Written request: Each line that holds the word "screenshot" counts once; report the total and nothing else.

##### Given data

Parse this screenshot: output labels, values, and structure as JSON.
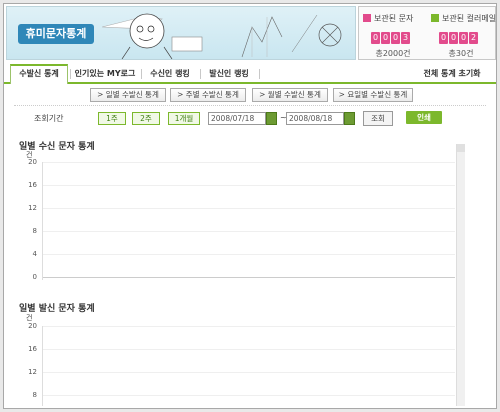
{
  "banner": {
    "logo": "휴미문자통계"
  },
  "counters": [
    {
      "label": "보관된 문자",
      "digits": [
        "0",
        "0",
        "0",
        "3"
      ],
      "sub": "총2000건",
      "color": "#e24b8c"
    },
    {
      "label": "보관된 컬러메일",
      "digits": [
        "0",
        "0",
        "0",
        "2"
      ],
      "sub": "총30건",
      "color": "#7cb82c"
    }
  ],
  "tabs": [
    {
      "label": "수발신 통계",
      "active": true
    },
    {
      "label": "인기있는 MY로그",
      "active": false
    },
    {
      "label": "수신인 랭킹",
      "active": false
    },
    {
      "label": "발신인 랭킹",
      "active": false
    },
    {
      "label": "전체 통계 초기화",
      "active": false
    }
  ],
  "sub_buttons": [
    "> 일별 수발신 통계",
    "> 주별 수발신 통계",
    "> 월별 수발신 통계",
    "> 요일별 수발신 통계"
  ],
  "query": {
    "label": "조회기간",
    "ranges": [
      "1주",
      "2주",
      "1개월"
    ],
    "start_date": "2008/07/18",
    "tilde": "~",
    "end_date": "2008/08/18",
    "search": "조회",
    "print": "인쇄"
  },
  "charts": [
    {
      "title": "일별 수신 문자 통계",
      "unit": "건",
      "y_ticks": [
        "20",
        "16",
        "12",
        "8",
        "4",
        "0"
      ]
    },
    {
      "title": "일별 발신 문자 통계",
      "unit": "건",
      "y_ticks": [
        "20",
        "16",
        "12",
        "8"
      ]
    }
  ]
}
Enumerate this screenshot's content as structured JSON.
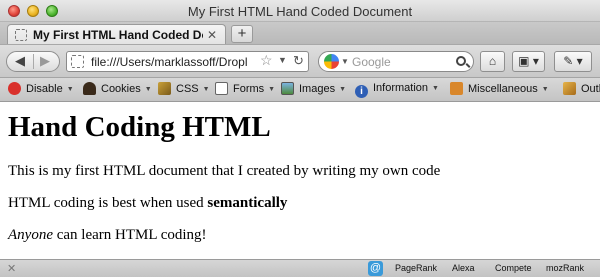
{
  "window": {
    "title": "My First HTML Hand Coded Document"
  },
  "tabs": {
    "active_title": "My First HTML Hand Coded Doc…",
    "close_glyph": "✕",
    "new_tab_glyph": "+"
  },
  "navbar": {
    "url": "file:///Users/marklassoff/Dropl",
    "search_placeholder": "Google",
    "search_engine_icon": "google-icon",
    "home_icon": "home-icon",
    "bookmarks_icon": "bookmarks-icon",
    "addon_icon": "addon-icon"
  },
  "devbar": {
    "items": [
      {
        "label": "Disable",
        "icon": "disable-icon"
      },
      {
        "label": "Cookies",
        "icon": "cookies-icon"
      },
      {
        "label": "CSS",
        "icon": "css-icon"
      },
      {
        "label": "Forms",
        "icon": "forms-icon"
      },
      {
        "label": "Images",
        "icon": "images-icon"
      },
      {
        "label": "Information",
        "icon": "information-icon"
      },
      {
        "label": "Miscellaneous",
        "icon": "miscellaneous-icon"
      },
      {
        "label": "Outlin",
        "icon": "outline-icon"
      }
    ]
  },
  "page": {
    "heading": "Hand Coding HTML",
    "paragraph1": "This is my first HTML document that I created by writing my own code",
    "paragraph2_prefix": "HTML coding is best when used ",
    "paragraph2_bold": "semantically",
    "paragraph3_italic": "Anyone",
    "paragraph3_rest": " can learn HTML coding!"
  },
  "statusbar": {
    "close_glyph": "✕",
    "items": [
      "PageRank",
      "Alexa",
      "Compete",
      "mozRank"
    ]
  },
  "colors": {
    "toolbar": "#d0d0d0",
    "content_bg": "#ffffff"
  }
}
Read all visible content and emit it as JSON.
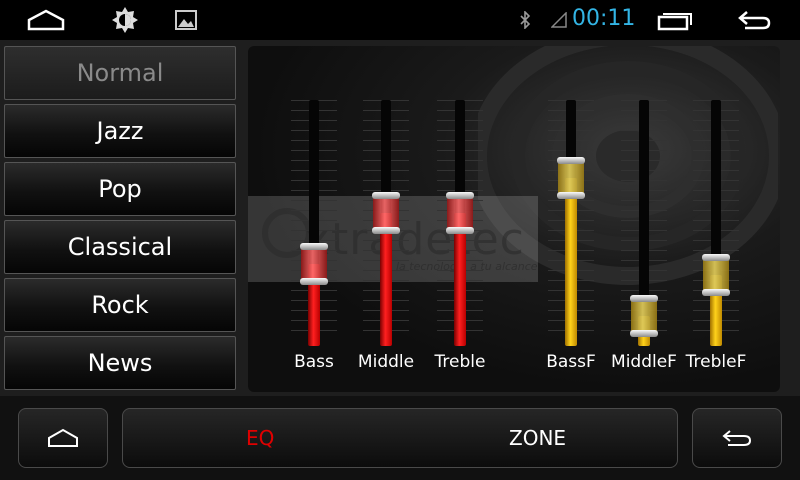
{
  "status_bar": {
    "time": "00:11",
    "icons": [
      "home-icon",
      "brightness-icon",
      "image-icon",
      "bluetooth-icon",
      "signal-icon",
      "recent-apps-icon",
      "back-icon"
    ]
  },
  "presets": [
    {
      "label": "Normal",
      "active": true
    },
    {
      "label": "Jazz",
      "active": false
    },
    {
      "label": "Pop",
      "active": false
    },
    {
      "label": "Classical",
      "active": false
    },
    {
      "label": "Rock",
      "active": false
    },
    {
      "label": "News",
      "active": false
    }
  ],
  "equalizer": {
    "bands": [
      {
        "label": "Bass",
        "level": 0.3,
        "color": "#e81010"
      },
      {
        "label": "Middle",
        "level": 0.55,
        "color": "#e81010"
      },
      {
        "label": "Treble",
        "level": 0.55,
        "color": "#e81010"
      },
      {
        "label": "BassF",
        "level": 0.72,
        "color": "#f5c400"
      },
      {
        "label": "MiddleF",
        "level": 0.05,
        "color": "#f5c400"
      },
      {
        "label": "TrebleF",
        "level": 0.25,
        "color": "#f5c400"
      }
    ]
  },
  "watermark": {
    "text": "xtradetec",
    "subtext": "la tecnología a tu alcance"
  },
  "bottom_bar": {
    "tabs": [
      {
        "label": "EQ",
        "active": true,
        "color": "#e00000"
      },
      {
        "label": "ZONE",
        "active": false,
        "color": "#ffffff"
      }
    ],
    "home_icon": "home-icon",
    "back_icon": "back-icon"
  }
}
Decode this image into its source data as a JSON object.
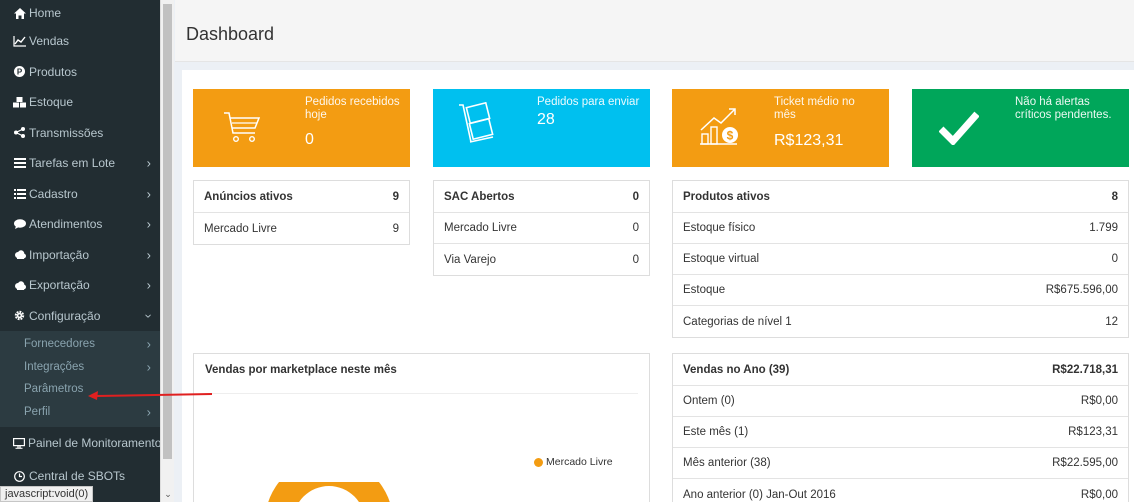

##########

Final result: 2